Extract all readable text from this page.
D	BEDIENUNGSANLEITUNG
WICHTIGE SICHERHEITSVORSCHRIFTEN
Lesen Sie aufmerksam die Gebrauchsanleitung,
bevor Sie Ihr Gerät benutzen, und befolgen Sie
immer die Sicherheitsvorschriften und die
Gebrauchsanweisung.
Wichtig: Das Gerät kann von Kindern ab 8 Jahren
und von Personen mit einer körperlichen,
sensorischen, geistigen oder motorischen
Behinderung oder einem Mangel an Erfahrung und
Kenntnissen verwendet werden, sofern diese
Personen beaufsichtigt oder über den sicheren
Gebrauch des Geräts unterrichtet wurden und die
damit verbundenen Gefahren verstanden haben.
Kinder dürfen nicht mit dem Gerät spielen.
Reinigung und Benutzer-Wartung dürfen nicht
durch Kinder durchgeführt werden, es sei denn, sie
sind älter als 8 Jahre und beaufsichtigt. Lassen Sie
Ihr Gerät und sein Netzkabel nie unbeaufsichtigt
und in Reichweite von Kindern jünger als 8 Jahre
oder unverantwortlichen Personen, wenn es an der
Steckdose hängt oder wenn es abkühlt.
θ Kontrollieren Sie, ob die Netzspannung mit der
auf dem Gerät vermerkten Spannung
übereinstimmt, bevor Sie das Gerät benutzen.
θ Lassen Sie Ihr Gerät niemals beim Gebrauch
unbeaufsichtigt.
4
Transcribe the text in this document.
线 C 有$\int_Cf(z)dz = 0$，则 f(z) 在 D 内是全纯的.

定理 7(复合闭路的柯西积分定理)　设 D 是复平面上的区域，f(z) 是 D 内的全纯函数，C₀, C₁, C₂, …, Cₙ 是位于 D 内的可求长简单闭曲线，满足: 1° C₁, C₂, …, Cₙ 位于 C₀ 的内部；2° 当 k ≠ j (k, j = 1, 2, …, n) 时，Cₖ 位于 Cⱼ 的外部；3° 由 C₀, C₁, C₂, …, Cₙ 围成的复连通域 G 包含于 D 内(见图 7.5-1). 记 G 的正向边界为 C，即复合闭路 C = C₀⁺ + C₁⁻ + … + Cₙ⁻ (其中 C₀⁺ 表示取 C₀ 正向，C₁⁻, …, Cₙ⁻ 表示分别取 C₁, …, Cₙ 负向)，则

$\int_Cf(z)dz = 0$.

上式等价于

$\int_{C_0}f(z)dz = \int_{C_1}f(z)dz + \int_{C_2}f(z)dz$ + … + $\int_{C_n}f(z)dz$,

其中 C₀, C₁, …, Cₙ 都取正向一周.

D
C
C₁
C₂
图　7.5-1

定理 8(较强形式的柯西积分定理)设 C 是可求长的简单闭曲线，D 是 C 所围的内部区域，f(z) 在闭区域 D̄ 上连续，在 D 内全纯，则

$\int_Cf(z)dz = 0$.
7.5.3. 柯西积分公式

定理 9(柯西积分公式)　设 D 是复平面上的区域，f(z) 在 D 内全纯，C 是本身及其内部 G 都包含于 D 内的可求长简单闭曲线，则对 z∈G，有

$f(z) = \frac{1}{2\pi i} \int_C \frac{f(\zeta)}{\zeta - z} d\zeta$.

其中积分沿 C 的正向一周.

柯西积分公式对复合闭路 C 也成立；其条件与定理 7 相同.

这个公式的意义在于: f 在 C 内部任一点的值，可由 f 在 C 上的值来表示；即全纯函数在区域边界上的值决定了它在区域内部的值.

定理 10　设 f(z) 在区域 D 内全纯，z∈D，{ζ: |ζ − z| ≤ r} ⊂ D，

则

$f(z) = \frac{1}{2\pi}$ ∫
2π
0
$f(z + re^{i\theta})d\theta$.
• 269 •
....
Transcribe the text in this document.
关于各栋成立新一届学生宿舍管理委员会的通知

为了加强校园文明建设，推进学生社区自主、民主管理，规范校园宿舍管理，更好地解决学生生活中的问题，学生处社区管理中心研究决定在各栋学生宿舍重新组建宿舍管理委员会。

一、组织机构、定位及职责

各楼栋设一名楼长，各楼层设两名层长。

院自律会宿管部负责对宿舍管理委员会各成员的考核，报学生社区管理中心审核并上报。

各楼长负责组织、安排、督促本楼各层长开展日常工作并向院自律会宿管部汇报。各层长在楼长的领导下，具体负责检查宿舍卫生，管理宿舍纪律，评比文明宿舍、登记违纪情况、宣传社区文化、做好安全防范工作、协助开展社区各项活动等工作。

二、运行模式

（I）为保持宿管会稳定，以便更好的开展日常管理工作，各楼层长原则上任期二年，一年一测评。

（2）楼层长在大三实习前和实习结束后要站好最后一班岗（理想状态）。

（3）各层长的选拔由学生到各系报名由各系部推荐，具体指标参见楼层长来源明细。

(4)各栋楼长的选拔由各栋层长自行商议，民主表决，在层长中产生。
....
> _What is needed_: Report every line containing the word "是复平面上的区域" from the listing above.

> _Answer to the task_:
定理 7(复合闭路的柯西积分定理)　设 D 是复平面上的区域，f(z) 是 D 内的全纯函数，C₀, C₁, C₂, …, Cₙ 是位于 D 内的可求长简单闭曲线，满足: 1° C₁, C₂, …, Cₙ 位于 C₀ 的内部；2° 当 k ≠ j (k, j = 1, 2, …, n) 时，Cₖ 位于 Cⱼ 的外部；3° 由 C₀, C₁, C₂, …, Cₙ 围成的复连通域 G 包含于 D 内(见图 7.5-1). 记 G 的正向边界为 C，即复合闭路 C = C₀⁺ + C₁⁻ + … + Cₙ⁻ (其中 C₀⁺ 表示取 C₀ 正向，C₁⁻, …, Cₙ⁻ 表示分别取 C₁, …, Cₙ 负向)，则
定理 9(柯西积分公式)　设 D 是复平面上的区域，f(z) 在 D 内全纯，C 是本身及其内部 G 都包含于 D 内的可求长简单闭曲线，则对 z∈G，有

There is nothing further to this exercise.